(Dataset entries)
START

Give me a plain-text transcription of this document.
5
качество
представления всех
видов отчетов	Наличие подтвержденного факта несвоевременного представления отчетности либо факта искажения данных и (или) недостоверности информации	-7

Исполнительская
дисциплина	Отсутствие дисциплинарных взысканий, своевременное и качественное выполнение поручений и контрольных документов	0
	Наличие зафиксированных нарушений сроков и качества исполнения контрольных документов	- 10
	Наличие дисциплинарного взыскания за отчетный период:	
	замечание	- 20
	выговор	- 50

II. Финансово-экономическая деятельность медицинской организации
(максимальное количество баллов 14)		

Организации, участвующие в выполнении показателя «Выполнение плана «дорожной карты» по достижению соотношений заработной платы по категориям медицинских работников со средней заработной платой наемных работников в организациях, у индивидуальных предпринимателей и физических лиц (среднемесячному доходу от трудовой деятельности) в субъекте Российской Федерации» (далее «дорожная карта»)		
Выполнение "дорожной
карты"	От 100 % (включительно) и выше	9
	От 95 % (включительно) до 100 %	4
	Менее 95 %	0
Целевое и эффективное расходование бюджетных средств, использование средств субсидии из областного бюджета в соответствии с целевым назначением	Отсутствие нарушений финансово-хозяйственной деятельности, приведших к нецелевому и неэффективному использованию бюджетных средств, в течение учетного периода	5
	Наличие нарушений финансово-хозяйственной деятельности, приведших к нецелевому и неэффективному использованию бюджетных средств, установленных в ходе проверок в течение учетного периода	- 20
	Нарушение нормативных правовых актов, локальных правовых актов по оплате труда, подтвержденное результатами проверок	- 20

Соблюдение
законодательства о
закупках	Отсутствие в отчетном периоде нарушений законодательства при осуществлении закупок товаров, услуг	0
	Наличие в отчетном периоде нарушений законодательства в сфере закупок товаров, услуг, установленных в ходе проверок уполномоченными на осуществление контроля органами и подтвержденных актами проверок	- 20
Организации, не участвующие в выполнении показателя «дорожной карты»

END
START

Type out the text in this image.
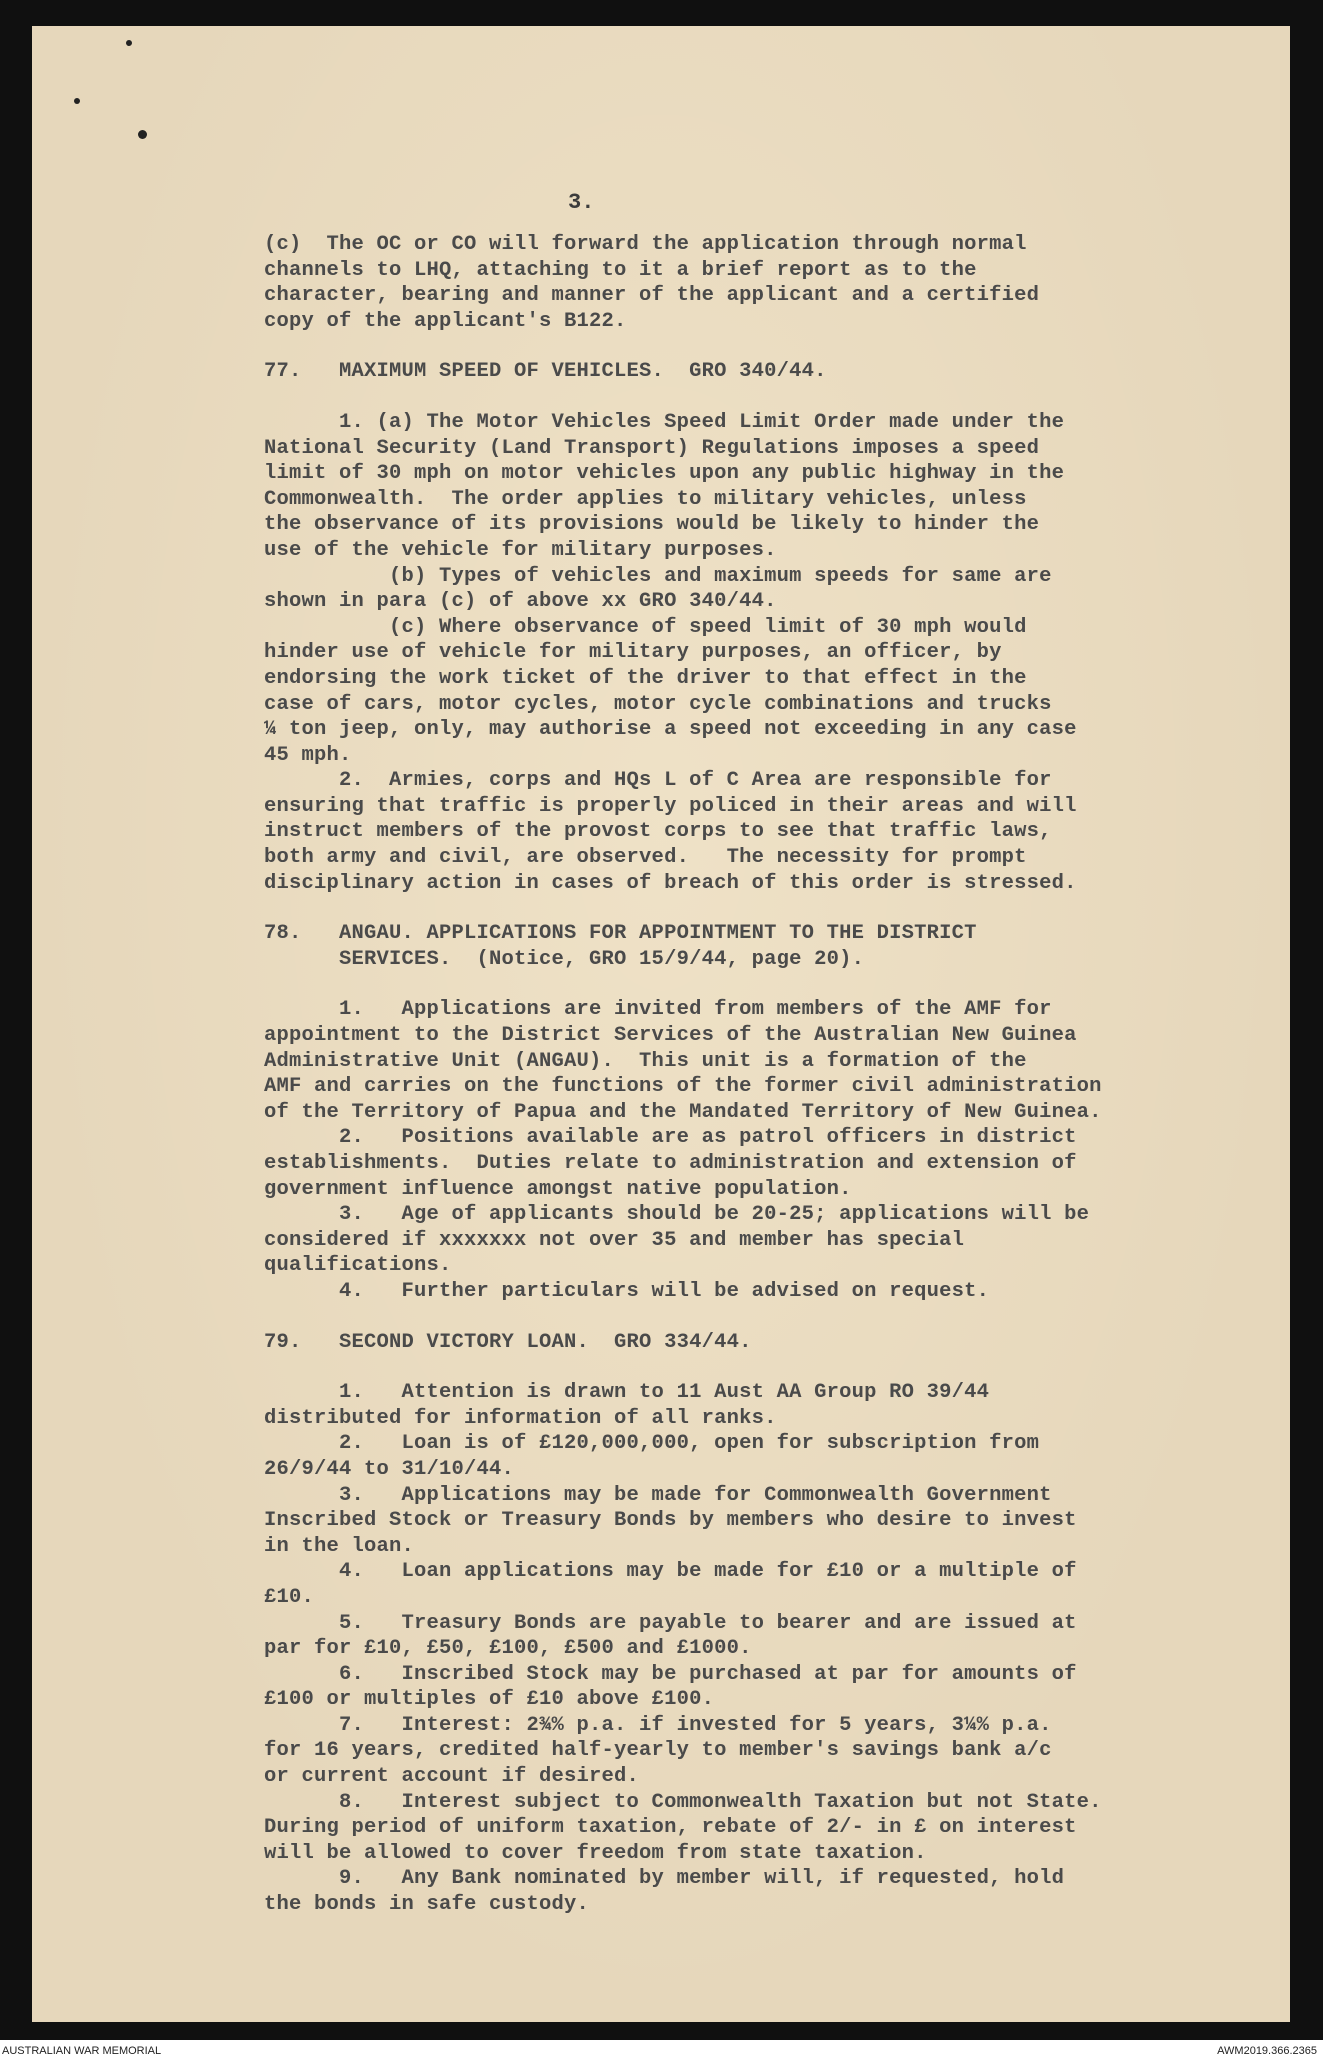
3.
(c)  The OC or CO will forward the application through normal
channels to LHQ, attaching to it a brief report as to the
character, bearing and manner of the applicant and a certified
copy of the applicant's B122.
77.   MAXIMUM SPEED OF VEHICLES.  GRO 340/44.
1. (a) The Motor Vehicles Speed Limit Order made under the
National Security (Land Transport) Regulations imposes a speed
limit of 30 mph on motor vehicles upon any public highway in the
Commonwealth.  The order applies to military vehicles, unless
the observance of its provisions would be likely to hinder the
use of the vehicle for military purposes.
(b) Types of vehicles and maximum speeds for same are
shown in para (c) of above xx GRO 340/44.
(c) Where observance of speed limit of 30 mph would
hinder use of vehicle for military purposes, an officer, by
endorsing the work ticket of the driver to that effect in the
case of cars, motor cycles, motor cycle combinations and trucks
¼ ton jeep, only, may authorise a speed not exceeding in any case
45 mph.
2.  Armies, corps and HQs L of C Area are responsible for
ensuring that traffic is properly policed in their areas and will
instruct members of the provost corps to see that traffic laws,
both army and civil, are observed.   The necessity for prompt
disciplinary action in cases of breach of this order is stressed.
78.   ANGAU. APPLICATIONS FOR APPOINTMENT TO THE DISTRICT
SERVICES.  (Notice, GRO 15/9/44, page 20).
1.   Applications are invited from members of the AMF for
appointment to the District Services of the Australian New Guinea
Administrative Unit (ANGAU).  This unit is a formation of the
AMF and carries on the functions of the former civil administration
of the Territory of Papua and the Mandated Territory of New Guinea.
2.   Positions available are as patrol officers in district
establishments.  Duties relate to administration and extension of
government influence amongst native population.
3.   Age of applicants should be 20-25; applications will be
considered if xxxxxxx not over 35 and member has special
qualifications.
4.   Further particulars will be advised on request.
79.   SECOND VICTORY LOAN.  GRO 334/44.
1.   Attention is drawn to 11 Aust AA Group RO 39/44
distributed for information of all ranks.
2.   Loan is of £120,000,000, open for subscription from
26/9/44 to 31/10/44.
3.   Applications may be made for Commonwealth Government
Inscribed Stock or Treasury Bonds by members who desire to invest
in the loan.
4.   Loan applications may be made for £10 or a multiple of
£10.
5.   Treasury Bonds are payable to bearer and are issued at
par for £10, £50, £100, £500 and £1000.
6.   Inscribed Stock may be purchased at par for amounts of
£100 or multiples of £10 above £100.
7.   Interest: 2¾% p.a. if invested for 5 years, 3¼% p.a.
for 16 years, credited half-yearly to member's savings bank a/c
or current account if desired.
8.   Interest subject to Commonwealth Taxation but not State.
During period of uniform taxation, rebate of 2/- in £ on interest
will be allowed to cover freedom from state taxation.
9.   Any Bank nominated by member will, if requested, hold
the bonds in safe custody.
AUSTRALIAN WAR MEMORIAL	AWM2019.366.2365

END

> **WHAT IS REQUIRED**
Every line above that contains the word "законодательства" should be reported.

> **RESPONSE TO THE EXERCISE**
законодательства о
закупках	Отсутствие в отчетном периоде нарушений законодательства при осуществлении закупок товаров, услуг	0
	Наличие в отчетном периоде нарушений законодательства в сфере закупок товаров, услуг, установленных в ходе проверок уполномоченными на осуществление контроля органами и подтвержденных актами проверок	- 20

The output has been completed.